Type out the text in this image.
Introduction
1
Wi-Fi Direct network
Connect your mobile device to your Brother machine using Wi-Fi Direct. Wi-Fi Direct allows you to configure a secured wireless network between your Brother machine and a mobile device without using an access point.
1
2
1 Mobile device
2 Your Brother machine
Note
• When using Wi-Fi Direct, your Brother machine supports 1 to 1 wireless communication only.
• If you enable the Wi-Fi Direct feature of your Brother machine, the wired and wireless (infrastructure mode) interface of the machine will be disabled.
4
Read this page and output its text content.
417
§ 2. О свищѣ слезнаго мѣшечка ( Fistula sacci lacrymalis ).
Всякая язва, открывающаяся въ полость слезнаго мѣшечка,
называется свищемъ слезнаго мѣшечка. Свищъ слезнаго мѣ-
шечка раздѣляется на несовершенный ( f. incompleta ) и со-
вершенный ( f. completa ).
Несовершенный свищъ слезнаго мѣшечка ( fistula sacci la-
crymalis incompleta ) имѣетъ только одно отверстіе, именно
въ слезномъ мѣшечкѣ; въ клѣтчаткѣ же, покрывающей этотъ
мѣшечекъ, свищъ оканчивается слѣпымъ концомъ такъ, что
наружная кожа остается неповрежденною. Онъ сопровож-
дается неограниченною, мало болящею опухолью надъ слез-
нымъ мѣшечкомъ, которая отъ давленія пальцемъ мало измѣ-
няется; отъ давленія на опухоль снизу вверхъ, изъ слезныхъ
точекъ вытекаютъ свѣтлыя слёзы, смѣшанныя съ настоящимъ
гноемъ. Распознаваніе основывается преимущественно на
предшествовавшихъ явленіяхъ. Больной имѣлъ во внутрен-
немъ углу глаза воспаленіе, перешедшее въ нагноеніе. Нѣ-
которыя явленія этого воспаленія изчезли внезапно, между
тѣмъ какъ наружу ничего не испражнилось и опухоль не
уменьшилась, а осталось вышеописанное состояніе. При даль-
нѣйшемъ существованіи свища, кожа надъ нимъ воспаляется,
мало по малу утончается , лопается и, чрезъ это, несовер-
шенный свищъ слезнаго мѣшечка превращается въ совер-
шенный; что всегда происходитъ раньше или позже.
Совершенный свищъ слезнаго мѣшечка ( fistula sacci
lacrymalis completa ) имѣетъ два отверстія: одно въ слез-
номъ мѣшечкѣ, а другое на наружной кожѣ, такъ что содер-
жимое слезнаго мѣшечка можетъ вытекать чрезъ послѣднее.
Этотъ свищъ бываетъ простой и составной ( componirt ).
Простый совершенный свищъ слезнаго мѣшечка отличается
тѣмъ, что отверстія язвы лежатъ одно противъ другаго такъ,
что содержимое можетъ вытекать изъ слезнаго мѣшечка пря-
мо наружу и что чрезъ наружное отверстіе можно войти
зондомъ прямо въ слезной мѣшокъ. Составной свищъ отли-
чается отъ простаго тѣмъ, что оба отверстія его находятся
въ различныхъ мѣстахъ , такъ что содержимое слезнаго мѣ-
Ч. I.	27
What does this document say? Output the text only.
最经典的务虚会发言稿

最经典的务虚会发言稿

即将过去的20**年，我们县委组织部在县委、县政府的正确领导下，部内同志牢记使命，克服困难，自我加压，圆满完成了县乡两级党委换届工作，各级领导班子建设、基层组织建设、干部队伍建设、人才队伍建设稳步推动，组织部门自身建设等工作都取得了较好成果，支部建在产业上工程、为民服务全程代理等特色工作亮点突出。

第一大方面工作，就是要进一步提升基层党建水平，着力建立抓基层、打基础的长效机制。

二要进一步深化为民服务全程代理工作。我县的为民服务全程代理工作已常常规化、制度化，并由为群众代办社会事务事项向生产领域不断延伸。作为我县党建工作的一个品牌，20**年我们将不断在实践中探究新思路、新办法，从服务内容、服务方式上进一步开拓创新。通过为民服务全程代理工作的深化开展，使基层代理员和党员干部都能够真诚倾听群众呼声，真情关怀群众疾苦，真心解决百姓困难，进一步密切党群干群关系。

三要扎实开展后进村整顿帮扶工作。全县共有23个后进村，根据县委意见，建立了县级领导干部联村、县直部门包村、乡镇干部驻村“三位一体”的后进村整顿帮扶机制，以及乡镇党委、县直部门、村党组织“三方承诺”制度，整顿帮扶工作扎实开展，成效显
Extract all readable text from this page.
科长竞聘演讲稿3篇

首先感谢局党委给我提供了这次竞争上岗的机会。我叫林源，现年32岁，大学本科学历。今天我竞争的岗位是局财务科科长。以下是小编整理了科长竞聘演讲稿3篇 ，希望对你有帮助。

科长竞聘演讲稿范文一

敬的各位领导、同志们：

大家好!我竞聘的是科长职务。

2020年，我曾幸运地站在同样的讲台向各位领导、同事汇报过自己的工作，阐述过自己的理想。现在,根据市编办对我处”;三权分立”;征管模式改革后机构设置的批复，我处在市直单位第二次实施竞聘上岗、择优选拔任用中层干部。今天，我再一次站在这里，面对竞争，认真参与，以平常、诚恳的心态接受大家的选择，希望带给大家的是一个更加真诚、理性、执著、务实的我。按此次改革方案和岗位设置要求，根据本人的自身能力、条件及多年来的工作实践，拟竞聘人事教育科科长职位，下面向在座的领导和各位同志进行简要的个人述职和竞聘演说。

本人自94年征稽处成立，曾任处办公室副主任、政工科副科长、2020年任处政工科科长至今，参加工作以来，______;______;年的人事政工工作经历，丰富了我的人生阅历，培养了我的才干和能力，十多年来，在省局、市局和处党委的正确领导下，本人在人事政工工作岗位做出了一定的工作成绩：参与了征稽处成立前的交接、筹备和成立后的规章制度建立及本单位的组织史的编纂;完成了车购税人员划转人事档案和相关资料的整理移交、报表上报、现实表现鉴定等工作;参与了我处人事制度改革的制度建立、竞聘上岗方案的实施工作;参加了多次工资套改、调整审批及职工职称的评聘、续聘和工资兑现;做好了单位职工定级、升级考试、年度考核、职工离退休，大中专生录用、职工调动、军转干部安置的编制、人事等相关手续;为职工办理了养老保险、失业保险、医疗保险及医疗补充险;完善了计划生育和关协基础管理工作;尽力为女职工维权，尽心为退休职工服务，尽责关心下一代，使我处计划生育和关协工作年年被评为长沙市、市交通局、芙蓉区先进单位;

**Objective**
Type out the full listing again, exactly as given.

**Task solution**
Type out the text in this image.
Introduction
1
Wi-Fi Direct network
Connect your mobile device to your Brother machine using Wi-Fi Direct. Wi-Fi Direct allows you to configure a secured wireless network between your Brother machine and a mobile device without using an access point.
1
2
1 Mobile device
2 Your Brother machine
Note
• When using Wi-Fi Direct, your Brother machine supports 1 to 1 wireless communication only.
• If you enable the Wi-Fi Direct feature of your Brother machine, the wired and wireless (infrastructure mode) interface of the machine will be disabled.
4
Read this page and output its text content.
417
§ 2. О свищѣ слезнаго мѣшечка ( Fistula sacci lacrymalis ).
Всякая язва, открывающаяся въ полость слезнаго мѣшечка,
называется свищемъ слезнаго мѣшечка. Свищъ слезнаго мѣ-
шечка раздѣляется на несовершенный ( f. incompleta ) и со-
вершенный ( f. completa ).
Несовершенный свищъ слезнаго мѣшечка ( fistula sacci la-
crymalis incompleta ) имѣетъ только одно отверстіе, именно
въ слезномъ мѣшечкѣ; въ клѣтчаткѣ же, покрывающей этотъ
мѣшечекъ, свищъ оканчивается слѣпымъ концомъ такъ, что
наружная кожа остается неповрежденною. Онъ сопровож-
дается неограниченною, мало болящею опухолью надъ слез-
нымъ мѣшечкомъ, которая отъ давленія пальцемъ мало измѣ-
няется; отъ давленія на опухоль снизу вверхъ, изъ слезныхъ
точекъ вытекаютъ свѣтлыя слёзы, смѣшанныя съ настоящимъ
гноемъ. Распознаваніе основывается преимущественно на
предшествовавшихъ явленіяхъ. Больной имѣлъ во внутрен-
немъ углу глаза воспаленіе, перешедшее въ нагноеніе. Нѣ-
которыя явленія этого воспаленія изчезли внезапно, между
тѣмъ какъ наружу ничего не испражнилось и опухоль не
уменьшилась, а осталось вышеописанное состояніе. При даль-
нѣйшемъ существованіи свища, кожа надъ нимъ воспаляется,
мало по малу утончается , лопается и, чрезъ это, несовер-
шенный свищъ слезнаго мѣшечка превращается въ совер-
шенный; что всегда происходитъ раньше или позже.
Совершенный свищъ слезнаго мѣшечка ( fistula sacci
lacrymalis completa ) имѣетъ два отверстія: одно въ слез-
номъ мѣшечкѣ, а другое на наружной кожѣ, такъ что содер-
жимое слезнаго мѣшечка можетъ вытекать чрезъ послѣднее.
Этотъ свищъ бываетъ простой и составной ( componirt ).
Простый совершенный свищъ слезнаго мѣшечка отличается
тѣмъ, что отверстія язвы лежатъ одно противъ другаго такъ,
что содержимое можетъ вытекать изъ слезнаго мѣшечка пря-
мо наружу и что чрезъ наружное отверстіе можно войти
зондомъ прямо въ слезной мѣшокъ. Составной свищъ отли-
чается отъ простаго тѣмъ, что оба отверстія его находятся
въ различныхъ мѣстахъ , такъ что содержимое слезнаго мѣ-
Ч. I.	27
What does this document say? Output the text only.
最经典的务虚会发言稿

最经典的务虚会发言稿

即将过去的20**年，我们县委组织部在县委、县政府的正确领导下，部内同志牢记使命，克服困难，自我加压，圆满完成了县乡两级党委换届工作，各级领导班子建设、基层组织建设、干部队伍建设、人才队伍建设稳步推动，组织部门自身建设等工作都取得了较好成果，支部建在产业上工程、为民服务全程代理等特色工作亮点突出。

第一大方面工作，就是要进一步提升基层党建水平，着力建立抓基层、打基础的长效机制。

二要进一步深化为民服务全程代理工作。我县的为民服务全程代理工作已常常规化、制度化，并由为群众代办社会事务事项向生产领域不断延伸。作为我县党建工作的一个品牌，20**年我们将不断在实践中探究新思路、新办法，从服务内容、服务方式上进一步开拓创新。通过为民服务全程代理工作的深化开展，使基层代理员和党员干部都能够真诚倾听群众呼声，真情关怀群众疾苦，真心解决百姓困难，进一步密切党群干群关系。

三要扎实开展后进村整顿帮扶工作。全县共有23个后进村，根据县委意见，建立了县级领导干部联村、县直部门包村、乡镇干部驻村“三位一体”的后进村整顿帮扶机制，以及乡镇党委、县直部门、村党组织“三方承诺”制度，整顿帮扶工作扎实开展，成效显
Extract all readable text from this page.
科长竞聘演讲稿3篇

首先感谢局党委给我提供了这次竞争上岗的机会。我叫林源，现年32岁，大学本科学历。今天我竞争的岗位是局财务科科长。以下是小编整理了科长竞聘演讲稿3篇 ，希望对你有帮助。

科长竞聘演讲稿范文一

敬的各位领导、同志们：

大家好!我竞聘的是科长职务。

2020年，我曾幸运地站在同样的讲台向各位领导、同事汇报过自己的工作，阐述过自己的理想。现在,根据市编办对我处”;三权分立”;征管模式改革后机构设置的批复，我处在市直单位第二次实施竞聘上岗、择优选拔任用中层干部。今天，我再一次站在这里，面对竞争，认真参与，以平常、诚恳的心态接受大家的选择，希望带给大家的是一个更加真诚、理性、执著、务实的我。按此次改革方案和岗位设置要求，根据本人的自身能力、条件及多年来的工作实践，拟竞聘人事教育科科长职位，下面向在座的领导和各位同志进行简要的个人述职和竞聘演说。

本人自94年征稽处成立，曾任处办公室副主任、政工科副科长、2020年任处政工科科长至今，参加工作以来，______;______;年的人事政工工作经历，丰富了我的人生阅历，培养了我的才干和能力，十多年来，在省局、市局和处党委的正确领导下，本人在人事政工工作岗位做出了一定的工作成绩：参与了征稽处成立前的交接、筹备和成立后的规章制度建立及本单位的组织史的编纂;完成了车购税人员划转人事档案和相关资料的整理移交、报表上报、现实表现鉴定等工作;参与了我处人事制度改革的制度建立、竞聘上岗方案的实施工作;参加了多次工资套改、调整审批及职工职称的评聘、续聘和工资兑现;做好了单位职工定级、升级考试、年度考核、职工离退休，大中专生录用、职工调动、军转干部安置的编制、人事等相关手续;为职工办理了养老保险、失业保险、医疗保险及医疗补充险;完善了计划生育和关协基础管理工作;尽力为女职工维权，尽心为退休职工服务，尽责关心下一代，使我处计划生育和关协工作年年被评为长沙市、市交通局、芙蓉区先进单位;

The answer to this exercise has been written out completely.